Written task: Transcribe the material word for word, but without the images.

[Stored records]
↓
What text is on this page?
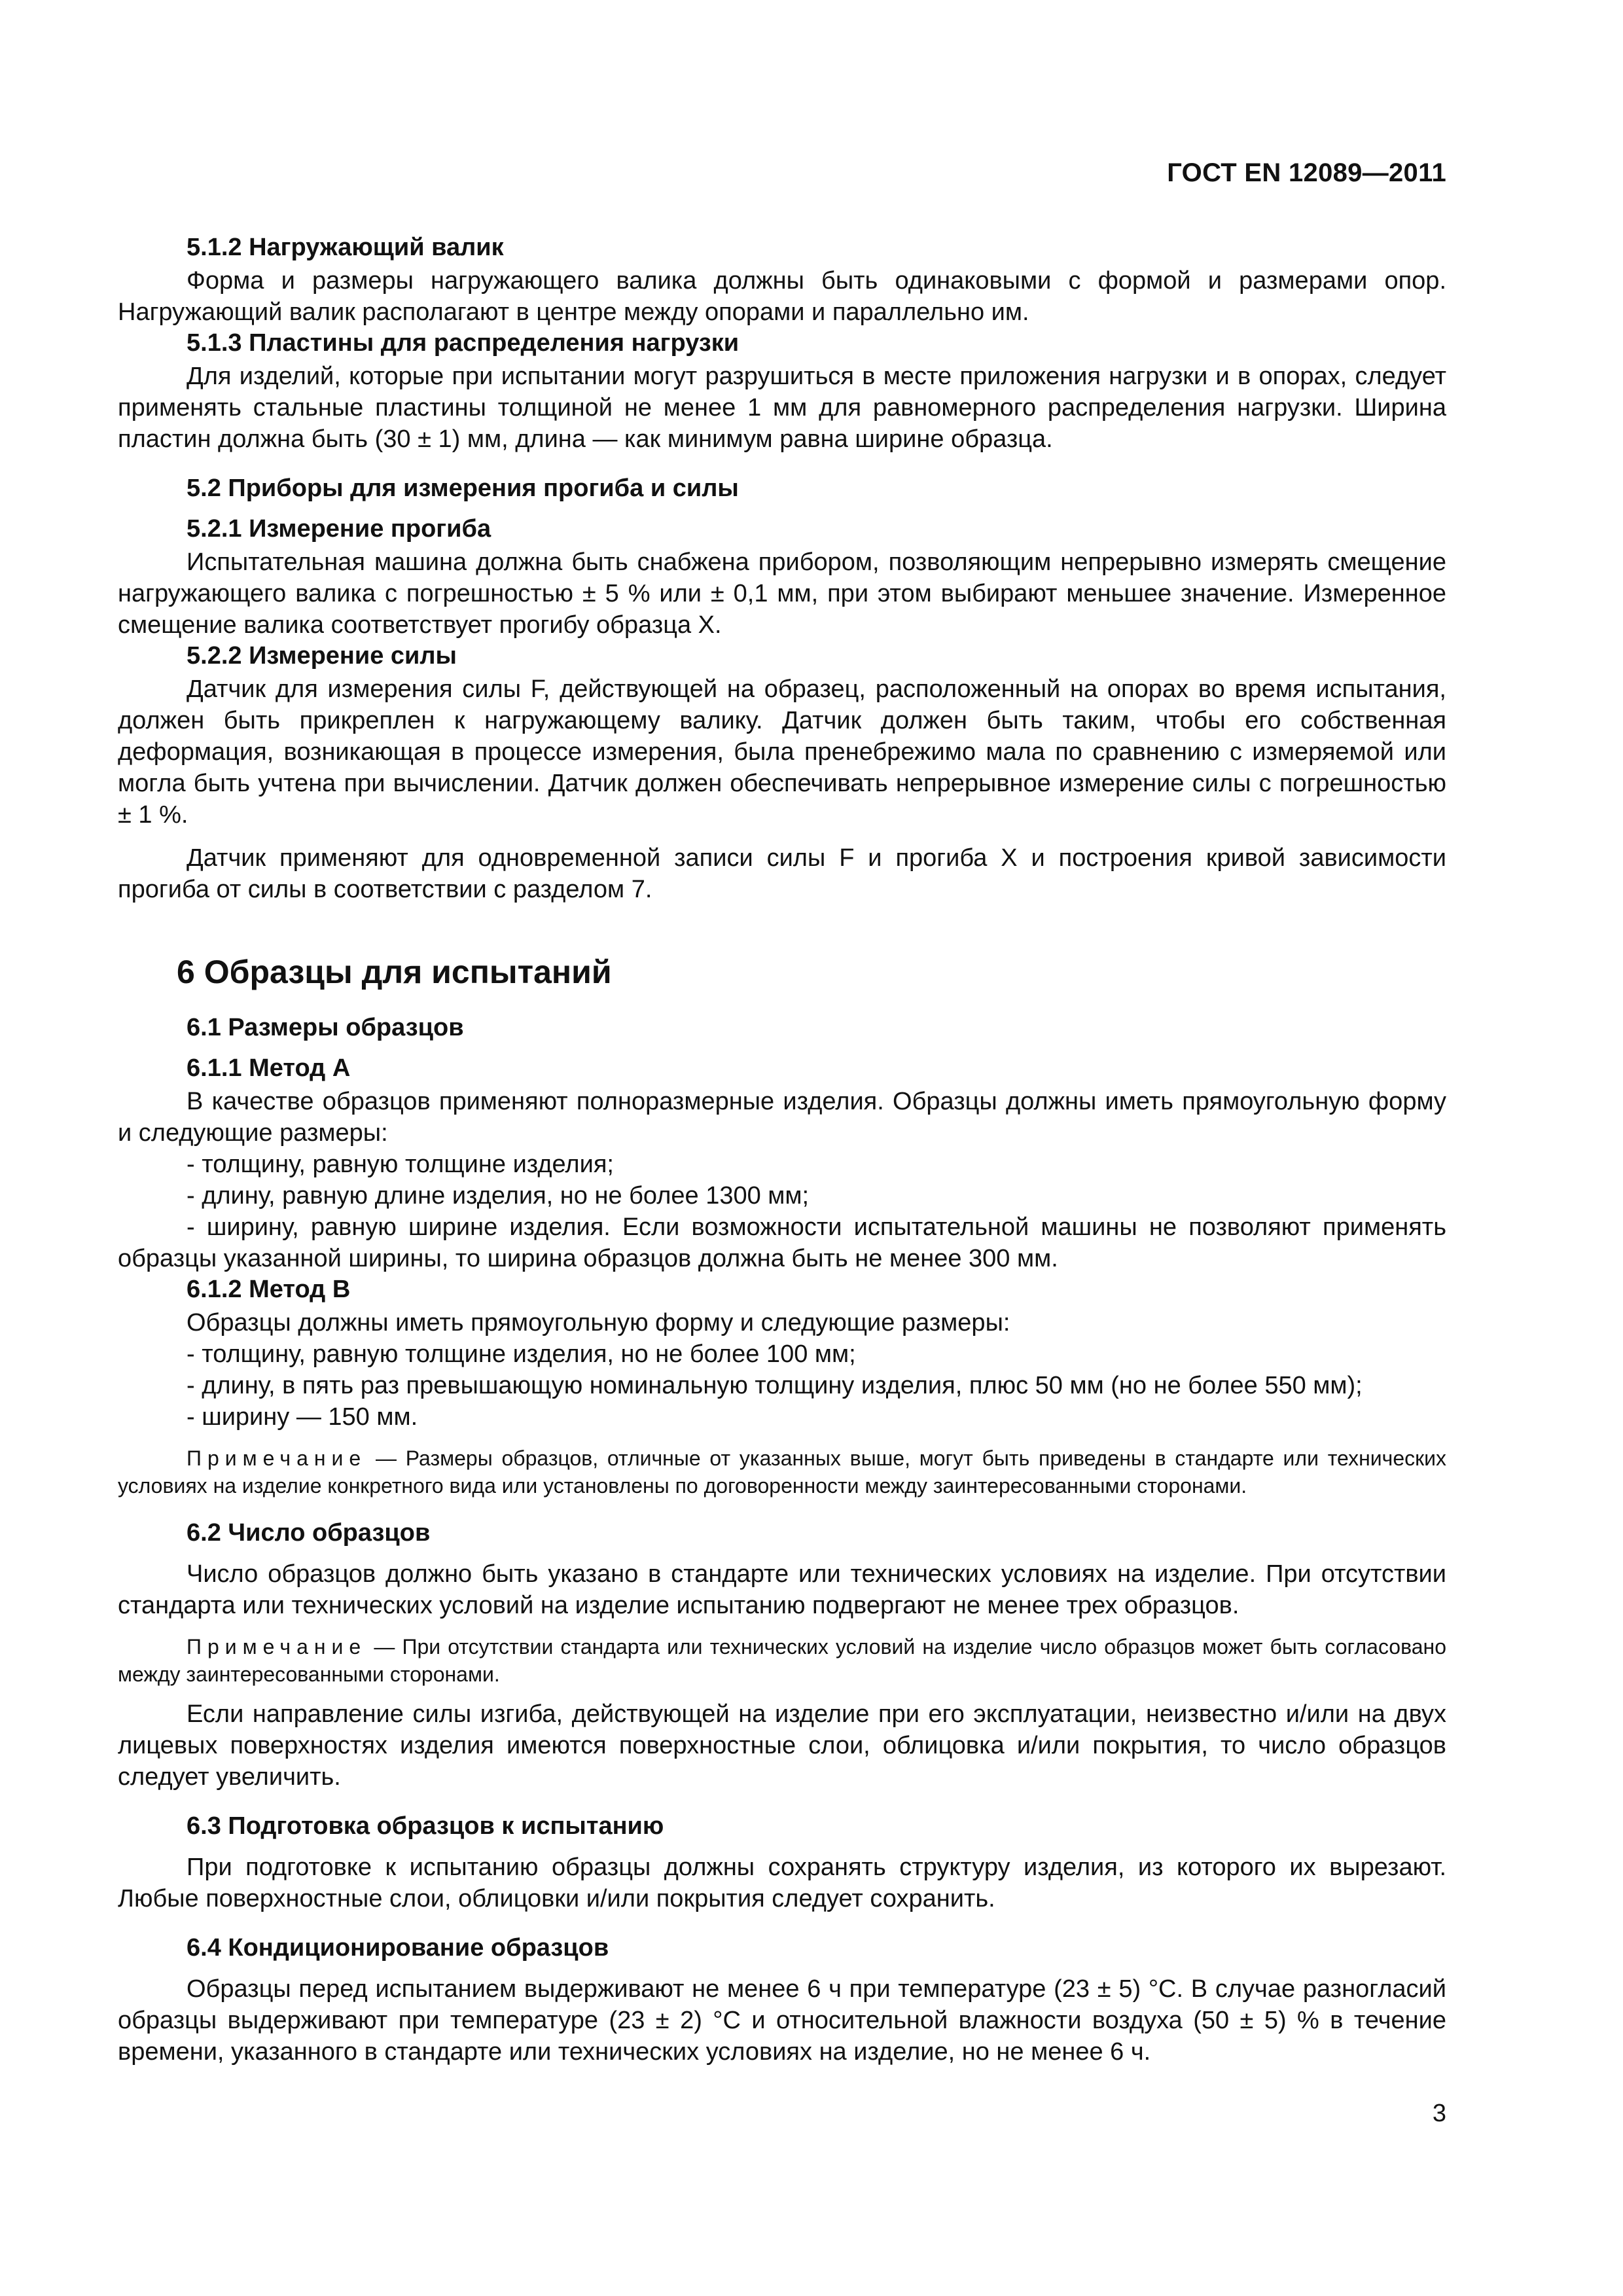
ГОСТ EN 12089—2011
5.1.2 Нагружающий валик

Форма и размеры нагружающего валика должны быть одинаковыми с формой и размерами опор. Нагружающий валик располагают в центре между опорами и параллельно им.

5.1.3 Пластины для распределения нагрузки

Для изделий, которые при испытании могут разрушиться в месте приложения нагрузки и в опорах, следует применять стальные пластины толщиной не менее 1 мм для равномерного распределения нагрузки. Ширина пластин должна быть (30 ± 1) мм, длина — как минимум равна ширине образца.

5.2 Приборы для измерения прогиба и силы
5.2.1 Измерение прогиба

Испытательная машина должна быть снабжена прибором, позволяющим непрерывно измерять смещение нагружающего валика с погрешностью ± 5 % или ± 0,1 мм, при этом выбирают меньшее значение. Измеренное смещение валика соответствует прогибу образца X.

5.2.2 Измерение силы

Датчик для измерения силы F, действующей на образец, расположенный на опорах во время испытания, должен быть прикреплен к нагружающему валику. Датчик должен быть таким, чтобы его собственная деформация, возникающая в процессе измерения, была пренебрежимо мала по сравнению с измеряемой или могла быть учтена при вычислении. Датчик должен обеспечивать непрерывное измерение силы с погрешностью ± 1 %.

Датчик применяют для одновременной записи силы F и прогиба X и построения кривой зависимости прогиба от силы в соответствии с разделом 7.

6 Образцы для испытаний
6.1 Размеры образцов
6.1.1 Метод А

В качестве образцов применяют полноразмерные изделия. Образцы должны иметь прямоугольную форму и следующие размеры:

- толщину, равную толщине изделия;

- длину, равную длине изделия, но не более 1300 мм;

- ширину, равную ширине изделия. Если возможности испытательной машины не позволяют применять образцы указанной ширины, то ширина образцов должна быть не менее 300 мм.

6.1.2 Метод В

Образцы должны иметь прямоугольную форму и следующие размеры:

- толщину, равную толщине изделия, но не более 100 мм;

- длину, в пять раз превышающую номинальную толщину изделия, плюс 50 мм (но не более 550 мм);

- ширину — 150 мм.

Примечание — Размеры образцов, отличные от указанных выше, могут быть приведены в стандарте или технических условиях на изделие конкретного вида или установлены по договоренности между заинтересованными сторонами.

6.2 Число образцов

Число образцов должно быть указано в стандарте или технических условиях на изделие. При отсутствии стандарта или технических условий на изделие испытанию подвергают не менее трех образцов.

Примечание — При отсутствии стандарта или технических условий на изделие число образцов может быть согласовано между заинтересованными сторонами.

Если направление силы изгиба, действующей на изделие при его эксплуатации, неизвестно и/или на двух лицевых поверхностях изделия имеются поверхностные слои, облицовка и/или покрытия, то число образцов следует увеличить.

6.3 Подготовка образцов к испытанию

При подготовке к испытанию образцы должны сохранять структуру изделия, из которого их вырезают. Любые поверхностные слои, облицовки и/или покрытия следует сохранить.

6.4 Кондиционирование образцов

Образцы перед испытанием выдерживают не менее 6 ч при температуре (23 ± 5) °С. В случае разногласий образцы выдерживают при температуре (23 ± 2) °С и относительной влажности воздуха (50 ± 5) % в течение времени, указанного в стандарте или технических условиях на изделие, но не менее 6 ч.

3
↑
Response to the task:
What text is on this page?
ГОСТ EN 12089—2011
5.1.2 Нагружающий валик

Форма и размеры нагружающего валика должны быть одинаковыми с формой и размерами опор. Нагружающий валик располагают в центре между опорами и параллельно им.

5.1.3 Пластины для распределения нагрузки

Для изделий, которые при испытании могут разрушиться в месте приложения нагрузки и в опорах, следует применять стальные пластины толщиной не менее 1 мм для равномерного распределения нагрузки. Ширина пластин должна быть (30 ± 1) мм, длина — как минимум равна ширине образца.

5.2 Приборы для измерения прогиба и силы
5.2.1 Измерение прогиба

Испытательная машина должна быть снабжена прибором, позволяющим непрерывно измерять смещение нагружающего валика с погрешностью ± 5 % или ± 0,1 мм, при этом выбирают меньшее значение. Измеренное смещение валика соответствует прогибу образца X.

5.2.2 Измерение силы

Датчик для измерения силы F, действующей на образец, расположенный на опорах во время испытания, должен быть прикреплен к нагружающему валику. Датчик должен быть таким, чтобы его собственная деформация, возникающая в процессе измерения, была пренебрежимо мала по сравнению с измеряемой или могла быть учтена при вычислении. Датчик должен обеспечивать непрерывное измерение силы с погрешностью ± 1 %.

Датчик применяют для одновременной записи силы F и прогиба X и построения кривой зависимости прогиба от силы в соответствии с разделом 7.

6 Образцы для испытаний
6.1 Размеры образцов
6.1.1 Метод А

В качестве образцов применяют полноразмерные изделия. Образцы должны иметь прямоугольную форму и следующие размеры:

- толщину, равную толщине изделия;

- длину, равную длине изделия, но не более 1300 мм;

- ширину, равную ширине изделия. Если возможности испытательной машины не позволяют применять образцы указанной ширины, то ширина образцов должна быть не менее 300 мм.

6.1.2 Метод В

Образцы должны иметь прямоугольную форму и следующие размеры:

- толщину, равную толщине изделия, но не более 100 мм;

- длину, в пять раз превышающую номинальную толщину изделия, плюс 50 мм (но не более 550 мм);

- ширину — 150 мм.

Примечание — Размеры образцов, отличные от указанных выше, могут быть приведены в стандарте или технических условиях на изделие конкретного вида или установлены по договоренности между заинтересованными сторонами.

6.2 Число образцов

Число образцов должно быть указано в стандарте или технических условиях на изделие. При отсутствии стандарта или технических условий на изделие испытанию подвергают не менее трех образцов.

Примечание — При отсутствии стандарта или технических условий на изделие число образцов может быть согласовано между заинтересованными сторонами.

Если направление силы изгиба, действующей на изделие при его эксплуатации, неизвестно и/или на двух лицевых поверхностях изделия имеются поверхностные слои, облицовка и/или покрытия, то число образцов следует увеличить.

6.3 Подготовка образцов к испытанию

При подготовке к испытанию образцы должны сохранять структуру изделия, из которого их вырезают. Любые поверхностные слои, облицовки и/или покрытия следует сохранить.

6.4 Кондиционирование образцов

Образцы перед испытанием выдерживают не менее 6 ч при температуре (23 ± 5) °С. В случае разногласий образцы выдерживают при температуре (23 ± 2) °С и относительной влажности воздуха (50 ± 5) % в течение времени, указанного в стандарте или технических условиях на изделие, но не менее 6 ч.

3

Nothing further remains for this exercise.